(Recorded data)
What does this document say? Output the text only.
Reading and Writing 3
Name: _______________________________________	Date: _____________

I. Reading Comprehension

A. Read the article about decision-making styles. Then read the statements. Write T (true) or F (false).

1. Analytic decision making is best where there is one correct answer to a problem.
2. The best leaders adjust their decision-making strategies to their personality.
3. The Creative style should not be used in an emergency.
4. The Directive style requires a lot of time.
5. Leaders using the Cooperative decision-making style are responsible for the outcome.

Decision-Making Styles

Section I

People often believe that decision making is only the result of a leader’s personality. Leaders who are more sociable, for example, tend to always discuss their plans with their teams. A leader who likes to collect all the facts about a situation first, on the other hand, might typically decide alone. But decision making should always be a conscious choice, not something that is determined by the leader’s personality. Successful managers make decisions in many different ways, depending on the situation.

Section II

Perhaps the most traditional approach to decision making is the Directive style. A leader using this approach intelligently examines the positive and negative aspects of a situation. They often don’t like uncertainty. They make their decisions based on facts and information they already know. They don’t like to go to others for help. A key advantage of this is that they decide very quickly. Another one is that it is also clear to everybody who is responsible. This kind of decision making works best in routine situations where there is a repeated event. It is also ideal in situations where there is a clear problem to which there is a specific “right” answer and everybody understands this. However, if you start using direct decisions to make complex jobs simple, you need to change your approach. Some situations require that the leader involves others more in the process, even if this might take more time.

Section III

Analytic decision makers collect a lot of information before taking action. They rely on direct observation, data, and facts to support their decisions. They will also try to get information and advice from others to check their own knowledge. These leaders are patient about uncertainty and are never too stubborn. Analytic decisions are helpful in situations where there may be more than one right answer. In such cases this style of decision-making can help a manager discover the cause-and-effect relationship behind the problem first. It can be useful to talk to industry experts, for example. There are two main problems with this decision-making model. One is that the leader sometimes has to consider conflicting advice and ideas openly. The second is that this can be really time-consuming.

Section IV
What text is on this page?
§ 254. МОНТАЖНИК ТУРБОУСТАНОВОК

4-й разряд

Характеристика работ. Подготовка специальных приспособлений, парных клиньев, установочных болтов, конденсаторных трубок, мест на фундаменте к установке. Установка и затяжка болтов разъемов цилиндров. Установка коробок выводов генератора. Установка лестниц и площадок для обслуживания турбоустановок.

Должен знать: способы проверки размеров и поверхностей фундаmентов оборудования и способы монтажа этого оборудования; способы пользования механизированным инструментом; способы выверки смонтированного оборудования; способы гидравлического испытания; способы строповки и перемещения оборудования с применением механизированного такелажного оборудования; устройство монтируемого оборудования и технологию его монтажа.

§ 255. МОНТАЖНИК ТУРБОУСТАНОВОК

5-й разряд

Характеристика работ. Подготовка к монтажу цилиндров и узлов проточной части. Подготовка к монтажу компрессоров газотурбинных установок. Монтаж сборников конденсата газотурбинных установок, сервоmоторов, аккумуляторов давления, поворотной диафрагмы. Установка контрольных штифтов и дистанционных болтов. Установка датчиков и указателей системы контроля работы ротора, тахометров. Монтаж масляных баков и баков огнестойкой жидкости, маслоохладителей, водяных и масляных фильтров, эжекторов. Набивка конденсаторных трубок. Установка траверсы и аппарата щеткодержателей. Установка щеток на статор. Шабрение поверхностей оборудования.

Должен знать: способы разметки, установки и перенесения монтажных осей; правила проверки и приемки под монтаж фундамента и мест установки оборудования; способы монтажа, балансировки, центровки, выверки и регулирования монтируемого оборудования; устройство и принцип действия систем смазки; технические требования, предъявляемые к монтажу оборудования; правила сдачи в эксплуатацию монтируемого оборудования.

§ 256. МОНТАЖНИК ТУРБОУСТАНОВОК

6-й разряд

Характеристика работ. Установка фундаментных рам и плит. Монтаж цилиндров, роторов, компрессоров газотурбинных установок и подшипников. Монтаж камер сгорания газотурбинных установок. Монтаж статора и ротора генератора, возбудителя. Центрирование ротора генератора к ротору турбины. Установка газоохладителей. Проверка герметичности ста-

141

### Problem
Quote the data above in full, changing nothing.

### The solution
What does this document say? Output the text only.
Reading and Writing 3
Name: _______________________________________	Date: _____________

I. Reading Comprehension

A. Read the article about decision-making styles. Then read the statements. Write T (true) or F (false).

1. Analytic decision making is best where there is one correct answer to a problem.
2. The best leaders adjust their decision-making strategies to their personality.
3. The Creative style should not be used in an emergency.
4. The Directive style requires a lot of time.
5. Leaders using the Cooperative decision-making style are responsible for the outcome.

Decision-Making Styles

Section I

People often believe that decision making is only the result of a leader’s personality. Leaders who are more sociable, for example, tend to always discuss their plans with their teams. A leader who likes to collect all the facts about a situation first, on the other hand, might typically decide alone. But decision making should always be a conscious choice, not something that is determined by the leader’s personality. Successful managers make decisions in many different ways, depending on the situation.

Section II

Perhaps the most traditional approach to decision making is the Directive style. A leader using this approach intelligently examines the positive and negative aspects of a situation. They often don’t like uncertainty. They make their decisions based on facts and information they already know. They don’t like to go to others for help. A key advantage of this is that they decide very quickly. Another one is that it is also clear to everybody who is responsible. This kind of decision making works best in routine situations where there is a repeated event. It is also ideal in situations where there is a clear problem to which there is a specific “right” answer and everybody understands this. However, if you start using direct decisions to make complex jobs simple, you need to change your approach. Some situations require that the leader involves others more in the process, even if this might take more time.

Section III

Analytic decision makers collect a lot of information before taking action. They rely on direct observation, data, and facts to support their decisions. They will also try to get information and advice from others to check their own knowledge. These leaders are patient about uncertainty and are never too stubborn. Analytic decisions are helpful in situations where there may be more than one right answer. In such cases this style of decision-making can help a manager discover the cause-and-effect relationship behind the problem first. It can be useful to talk to industry experts, for example. There are two main problems with this decision-making model. One is that the leader sometimes has to consider conflicting advice and ideas openly. The second is that this can be really time-consuming.

Section IV
What text is on this page?
§ 254. МОНТАЖНИК ТУРБОУСТАНОВОК

4-й разряд

Характеристика работ. Подготовка специальных приспособлений, парных клиньев, установочных болтов, конденсаторных трубок, мест на фундаменте к установке. Установка и затяжка болтов разъемов цилиндров. Установка коробок выводов генератора. Установка лестниц и площадок для обслуживания турбоустановок.

Должен знать: способы проверки размеров и поверхностей фундаmентов оборудования и способы монтажа этого оборудования; способы пользования механизированным инструментом; способы выверки смонтированного оборудования; способы гидравлического испытания; способы строповки и перемещения оборудования с применением механизированного такелажного оборудования; устройство монтируемого оборудования и технологию его монтажа.

§ 255. МОНТАЖНИК ТУРБОУСТАНОВОК

5-й разряд

Характеристика работ. Подготовка к монтажу цилиндров и узлов проточной части. Подготовка к монтажу компрессоров газотурбинных установок. Монтаж сборников конденсата газотурбинных установок, сервоmоторов, аккумуляторов давления, поворотной диафрагмы. Установка контрольных штифтов и дистанционных болтов. Установка датчиков и указателей системы контроля работы ротора, тахометров. Монтаж масляных баков и баков огнестойкой жидкости, маслоохладителей, водяных и масляных фильтров, эжекторов. Набивка конденсаторных трубок. Установка траверсы и аппарата щеткодержателей. Установка щеток на статор. Шабрение поверхностей оборудования.

Должен знать: способы разметки, установки и перенесения монтажных осей; правила проверки и приемки под монтаж фундамента и мест установки оборудования; способы монтажа, балансировки, центровки, выверки и регулирования монтируемого оборудования; устройство и принцип действия систем смазки; технические требования, предъявляемые к монтажу оборудования; правила сдачи в эксплуатацию монтируемого оборудования.

§ 256. МОНТАЖНИК ТУРБОУСТАНОВОК

6-й разряд

Характеристика работ. Установка фундаментных рам и плит. Монтаж цилиндров, роторов, компрессоров газотурбинных установок и подшипников. Монтаж камер сгорания газотурбинных установок. Монтаж статора и ротора генератора, возбудителя. Центрирование ротора генератора к ротору турбины. Установка газоохладителей. Проверка герметичности ста-

141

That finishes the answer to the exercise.